◆ Problem requirements ◆
Images are not part of the copy; write out the rest of the data exactly as given.

◆ Provided data ◆
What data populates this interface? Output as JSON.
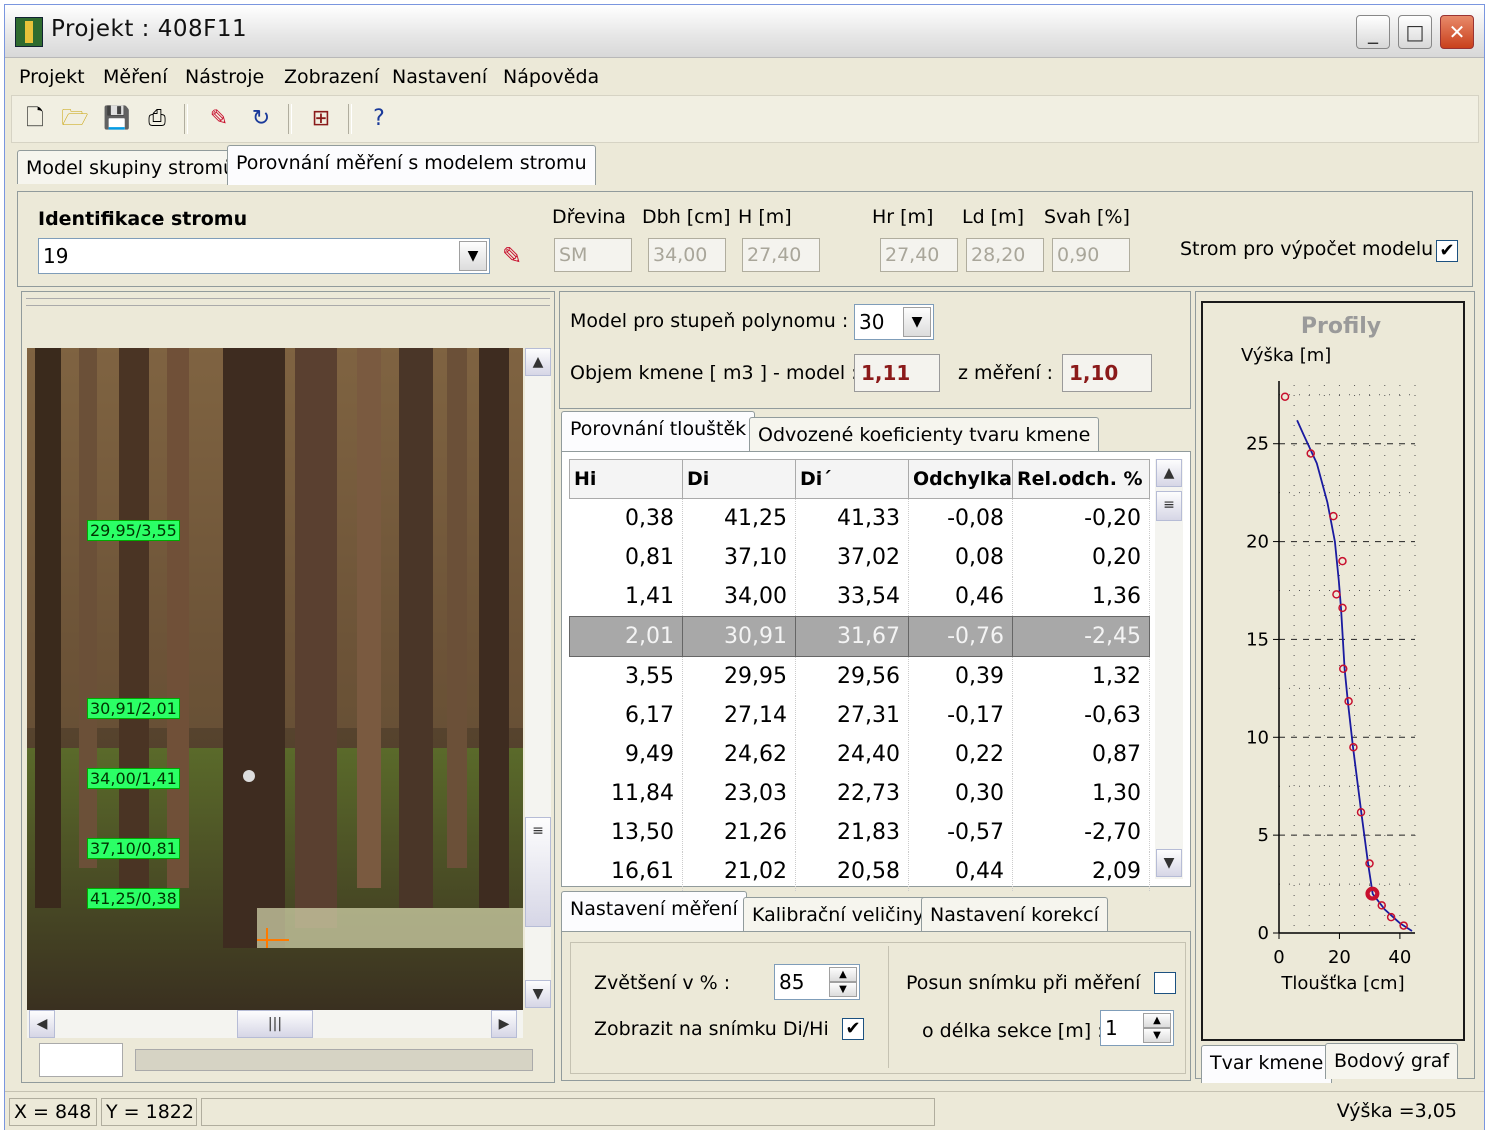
{
  "window": {
    "title": "Projekt : 408F11",
    "minimize": "_",
    "maximize": "□",
    "close": "✕"
  },
  "menu": [
    "Projekt",
    "Měření",
    "Nástroje",
    "Zobrazení",
    "Nastavení",
    "Nápověda"
  ],
  "toolbar": {
    "icons": [
      "new-icon",
      "open-icon",
      "save-icon",
      "print-icon",
      "measure-icon",
      "refresh-icon",
      "tree-icon",
      "help-icon"
    ]
  },
  "main_tabs": [
    "Model skupiny stromů",
    "Porovnání měření s modelem stromu"
  ],
  "ident": {
    "label": "Identifikace stromu",
    "value": "19",
    "drevina_label": "Dřevina",
    "drevina": "SM",
    "dbh_label": "Dbh [cm]",
    "dbh": "34,00",
    "h_label": "H [m]",
    "h": "27,40",
    "hr_label": "Hr [m]",
    "hr": "27,40",
    "ld_label": "Ld [m]",
    "ld": "28,20",
    "svah_label": "Svah [%]",
    "svah": "0,90",
    "model_tree_label": "Strom pro výpočet modelu",
    "model_tree_checked": "✔"
  },
  "photo": {
    "labels": [
      "29,95/3,55",
      "30,91/2,01",
      "34,00/1,41",
      "37,10/0,81",
      "41,25/0,38"
    ]
  },
  "model": {
    "poly_label": "Model pro stupeň polynomu  :",
    "poly_value": "30",
    "volume_label": "Objem kmene [ m3 ]  - model  :",
    "volume_model": "1,11",
    "measured_label": "z měření :",
    "volume_measured": "1,10"
  },
  "sub_tabs": [
    "Porovnání tlouštěk",
    "Odvozené koeficienty tvaru kmene"
  ],
  "table": {
    "headers": [
      "Hi",
      "Di",
      "Di´",
      "Odchylka",
      "Rel.odch. %"
    ],
    "rows": [
      [
        "0,38",
        "41,25",
        "41,33",
        "-0,08",
        "-0,20"
      ],
      [
        "0,81",
        "37,10",
        "37,02",
        "0,08",
        "0,20"
      ],
      [
        "1,41",
        "34,00",
        "33,54",
        "0,46",
        "1,36"
      ],
      [
        "2,01",
        "30,91",
        "31,67",
        "-0,76",
        "-2,45"
      ],
      [
        "3,55",
        "29,95",
        "29,56",
        "0,39",
        "1,32"
      ],
      [
        "6,17",
        "27,14",
        "27,31",
        "-0,17",
        "-0,63"
      ],
      [
        "9,49",
        "24,62",
        "24,40",
        "0,22",
        "0,87"
      ],
      [
        "11,84",
        "23,03",
        "22,73",
        "0,30",
        "1,30"
      ],
      [
        "13,50",
        "21,26",
        "21,83",
        "-0,57",
        "-2,70"
      ],
      [
        "16,61",
        "21,02",
        "20,58",
        "0,44",
        "2,09"
      ]
    ],
    "selected_row": 3
  },
  "settings_tabs": [
    "Nastavení měření",
    "Kalibrační veličiny",
    "Nastavení korekcí"
  ],
  "settings": {
    "zoom_label": "Zvětšení v % :",
    "zoom_value": "85",
    "show_label": "Zobrazit na snímku Di/Hi",
    "show_checked": "✔",
    "shift_label": "Posun snímku při měření",
    "shift_checked": "",
    "section_label": "o délka sekce [m] :",
    "section_value": "1"
  },
  "profile_chart_tabs": [
    "Tvar kmene",
    "Bodový graf"
  ],
  "chart_data": {
    "type": "line",
    "title": "Profily",
    "ylabel": "Výška [m]",
    "xlabel": "Tloušťka [cm]",
    "xlim": [
      0,
      45
    ],
    "ylim": [
      0,
      28
    ],
    "xticks": [
      "0",
      "20",
      "40"
    ],
    "yticks": [
      "0",
      "5",
      "10",
      "15",
      "20",
      "25"
    ],
    "points": [
      [
        41.25,
        0.38
      ],
      [
        37.1,
        0.81
      ],
      [
        34.0,
        1.41
      ],
      [
        30.91,
        2.01
      ],
      [
        29.95,
        3.55
      ],
      [
        27.14,
        6.17
      ],
      [
        24.62,
        9.49
      ],
      [
        23.03,
        11.84
      ],
      [
        21.26,
        13.5
      ],
      [
        21.02,
        16.61
      ],
      [
        19.0,
        17.3
      ],
      [
        21.0,
        19.0
      ],
      [
        18.0,
        21.3
      ],
      [
        10.5,
        24.5
      ],
      [
        2.0,
        27.4
      ]
    ],
    "model_curve": [
      [
        44,
        0.1
      ],
      [
        40,
        0.5
      ],
      [
        35,
        1.2
      ],
      [
        31,
        2.0
      ],
      [
        29.5,
        3.5
      ],
      [
        27.2,
        6.2
      ],
      [
        24.5,
        9.5
      ],
      [
        22.8,
        11.8
      ],
      [
        21.7,
        13.5
      ],
      [
        20.5,
        16.6
      ],
      [
        19.8,
        18.0
      ],
      [
        18.5,
        20.0
      ],
      [
        16.0,
        22.0
      ],
      [
        12.5,
        24.0
      ],
      [
        8.0,
        25.5
      ],
      [
        6.0,
        26.2
      ]
    ],
    "highlight_point": [
      30.91,
      2.01
    ],
    "point_color": "#c8102e",
    "curve_color": "#1a1aa0",
    "grid": true
  },
  "status": {
    "x": "X = 848",
    "y": "Y = 1822",
    "height": "Výška =3,05"
  }
}
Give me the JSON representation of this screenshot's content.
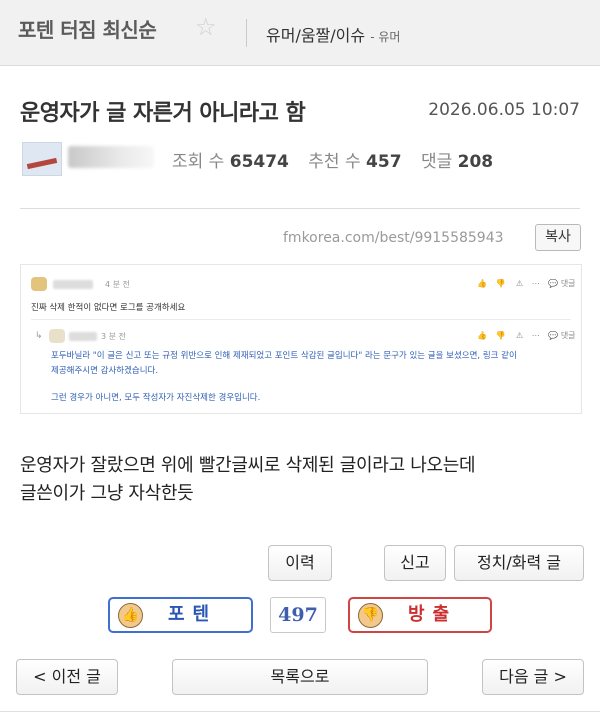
{
  "board": {
    "title": "포텐 터짐 최신순",
    "category": "유머/움짤/이슈",
    "subcategory": "- 유머"
  },
  "post": {
    "title": "운영자가 글 자른거 아니라고 함",
    "date": "2026.06.05 10:07",
    "views_label": "조회 수",
    "views": "65474",
    "likes_label": "추천 수",
    "likes": "457",
    "comments_label": "댓글",
    "comments": "208",
    "url": "fmkorea.com/best/9915585943",
    "copy_label": "복사",
    "body_lines": [
      "운영자가 잘랐으면 위에 빨간글씨로 삭제된 글이라고 나오는데",
      "글쓴이가 그냥 자삭한듯"
    ]
  },
  "embedded_comments": [
    {
      "time": "4 분 전",
      "text": "진짜 삭제 한적이 없다면 로그를 공개하세요",
      "reply_label": "댓글"
    },
    {
      "time": "3 분 전",
      "lines": [
        "포두바닐라 \"이 글은 신고 또는 규정 위반으로 인해 제재되었고 포인트 삭감된 글입니다\" 라는 문구가 있는 글을 보셨으면, 링크 같이",
        "제공해주시면 감사하겠습니다.",
        "",
        "그런 경우가 아니면, 모두 작성자가 자진삭제한 경우입니다."
      ],
      "reply_label": "댓글"
    }
  ],
  "buttons": {
    "history": "이력",
    "report": "신고",
    "politics": "정치/화력 글",
    "prev": "< 이전 글",
    "list": "목록으로",
    "next": "다음 글 >"
  },
  "vote": {
    "up_label": "포텐",
    "count": "497",
    "down_label": "방출"
  },
  "colors": {
    "vote_up": "#3f6fd0",
    "vote_down": "#d04444",
    "link_blue": "#2f5fb5"
  }
}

◆ Complete response ◆
What data populates this interface? Output as JSON.
{
  "window": {
    "title": "Projekt : 408F11",
    "minimize": "_",
    "maximize": "□",
    "close": "✕"
  },
  "menu": [
    "Projekt",
    "Měření",
    "Nástroje",
    "Zobrazení",
    "Nastavení",
    "Nápověda"
  ],
  "toolbar": {
    "icons": [
      "new-icon",
      "open-icon",
      "save-icon",
      "print-icon",
      "measure-icon",
      "refresh-icon",
      "tree-icon",
      "help-icon"
    ]
  },
  "main_tabs": [
    "Model skupiny stromů",
    "Porovnání měření s modelem stromu"
  ],
  "ident": {
    "label": "Identifikace stromu",
    "value": "19",
    "drevina_label": "Dřevina",
    "drevina": "SM",
    "dbh_label": "Dbh [cm]",
    "dbh": "34,00",
    "h_label": "H [m]",
    "h": "27,40",
    "hr_label": "Hr [m]",
    "hr": "27,40",
    "ld_label": "Ld [m]",
    "ld": "28,20",
    "svah_label": "Svah [%]",
    "svah": "0,90",
    "model_tree_label": "Strom pro výpočet modelu",
    "model_tree_checked": "✔"
  },
  "photo": {
    "labels": [
      "29,95/3,55",
      "30,91/2,01",
      "34,00/1,41",
      "37,10/0,81",
      "41,25/0,38"
    ]
  },
  "model": {
    "poly_label": "Model pro stupeň polynomu  :",
    "poly_value": "30",
    "volume_label": "Objem kmene [ m3 ]  - model  :",
    "volume_model": "1,11",
    "measured_label": "z měření :",
    "volume_measured": "1,10"
  },
  "sub_tabs": [
    "Porovnání tlouštěk",
    "Odvozené koeficienty tvaru kmene"
  ],
  "table": {
    "headers": [
      "Hi",
      "Di",
      "Di´",
      "Odchylka",
      "Rel.odch. %"
    ],
    "rows": [
      [
        "0,38",
        "41,25",
        "41,33",
        "-0,08",
        "-0,20"
      ],
      [
        "0,81",
        "37,10",
        "37,02",
        "0,08",
        "0,20"
      ],
      [
        "1,41",
        "34,00",
        "33,54",
        "0,46",
        "1,36"
      ],
      [
        "2,01",
        "30,91",
        "31,67",
        "-0,76",
        "-2,45"
      ],
      [
        "3,55",
        "29,95",
        "29,56",
        "0,39",
        "1,32"
      ],
      [
        "6,17",
        "27,14",
        "27,31",
        "-0,17",
        "-0,63"
      ],
      [
        "9,49",
        "24,62",
        "24,40",
        "0,22",
        "0,87"
      ],
      [
        "11,84",
        "23,03",
        "22,73",
        "0,30",
        "1,30"
      ],
      [
        "13,50",
        "21,26",
        "21,83",
        "-0,57",
        "-2,70"
      ],
      [
        "16,61",
        "21,02",
        "20,58",
        "0,44",
        "2,09"
      ]
    ],
    "selected_row": 3
  },
  "settings_tabs": [
    "Nastavení měření",
    "Kalibrační veličiny",
    "Nastavení korekcí"
  ],
  "settings": {
    "zoom_label": "Zvětšení v % :",
    "zoom_value": "85",
    "show_label": "Zobrazit na snímku Di/Hi",
    "show_checked": "✔",
    "shift_label": "Posun snímku při měření",
    "shift_checked": "",
    "section_label": "o délka sekce [m] :",
    "section_value": "1"
  },
  "profile_chart_tabs": [
    "Tvar kmene",
    "Bodový graf"
  ],
  "chart_data": {
    "type": "line",
    "title": "Profily",
    "ylabel": "Výška [m]",
    "xlabel": "Tloušťka [cm]",
    "xlim": [
      0,
      45
    ],
    "ylim": [
      0,
      28
    ],
    "xticks": [
      "0",
      "20",
      "40"
    ],
    "yticks": [
      "0",
      "5",
      "10",
      "15",
      "20",
      "25"
    ],
    "points": [
      [
        41.25,
        0.38
      ],
      [
        37.1,
        0.81
      ],
      [
        34.0,
        1.41
      ],
      [
        30.91,
        2.01
      ],
      [
        29.95,
        3.55
      ],
      [
        27.14,
        6.17
      ],
      [
        24.62,
        9.49
      ],
      [
        23.03,
        11.84
      ],
      [
        21.26,
        13.5
      ],
      [
        21.02,
        16.61
      ],
      [
        19.0,
        17.3
      ],
      [
        21.0,
        19.0
      ],
      [
        18.0,
        21.3
      ],
      [
        10.5,
        24.5
      ],
      [
        2.0,
        27.4
      ]
    ],
    "model_curve": [
      [
        44,
        0.1
      ],
      [
        40,
        0.5
      ],
      [
        35,
        1.2
      ],
      [
        31,
        2.0
      ],
      [
        29.5,
        3.5
      ],
      [
        27.2,
        6.2
      ],
      [
        24.5,
        9.5
      ],
      [
        22.8,
        11.8
      ],
      [
        21.7,
        13.5
      ],
      [
        20.5,
        16.6
      ],
      [
        19.8,
        18.0
      ],
      [
        18.5,
        20.0
      ],
      [
        16.0,
        22.0
      ],
      [
        12.5,
        24.0
      ],
      [
        8.0,
        25.5
      ],
      [
        6.0,
        26.2
      ]
    ],
    "highlight_point": [
      30.91,
      2.01
    ],
    "point_color": "#c8102e",
    "curve_color": "#1a1aa0",
    "grid": true
  },
  "status": {
    "x": "X = 848",
    "y": "Y = 1822",
    "height": "Výška =3,05"
  }
}
Give me the JSON representation of this screenshot's content.
{
  "board": {
    "title": "포텐 터짐 최신순",
    "category": "유머/움짤/이슈",
    "subcategory": "- 유머"
  },
  "post": {
    "title": "운영자가 글 자른거 아니라고 함",
    "date": "2026.06.05 10:07",
    "views_label": "조회 수",
    "views": "65474",
    "likes_label": "추천 수",
    "likes": "457",
    "comments_label": "댓글",
    "comments": "208",
    "url": "fmkorea.com/best/9915585943",
    "copy_label": "복사",
    "body_lines": [
      "운영자가 잘랐으면 위에 빨간글씨로 삭제된 글이라고 나오는데",
      "글쓴이가 그냥 자삭한듯"
    ]
  },
  "embedded_comments": [
    {
      "time": "4 분 전",
      "text": "진짜 삭제 한적이 없다면 로그를 공개하세요",
      "reply_label": "댓글"
    },
    {
      "time": "3 분 전",
      "lines": [
        "포두바닐라 \"이 글은 신고 또는 규정 위반으로 인해 제재되었고 포인트 삭감된 글입니다\" 라는 문구가 있는 글을 보셨으면, 링크 같이",
        "제공해주시면 감사하겠습니다.",
        "",
        "그런 경우가 아니면, 모두 작성자가 자진삭제한 경우입니다."
      ],
      "reply_label": "댓글"
    }
  ],
  "buttons": {
    "history": "이력",
    "report": "신고",
    "politics": "정치/화력 글",
    "prev": "< 이전 글",
    "list": "목록으로",
    "next": "다음 글 >"
  },
  "vote": {
    "up_label": "포텐",
    "count": "497",
    "down_label": "방출"
  },
  "colors": {
    "vote_up": "#3f6fd0",
    "vote_down": "#d04444",
    "link_blue": "#2f5fb5"
  }
}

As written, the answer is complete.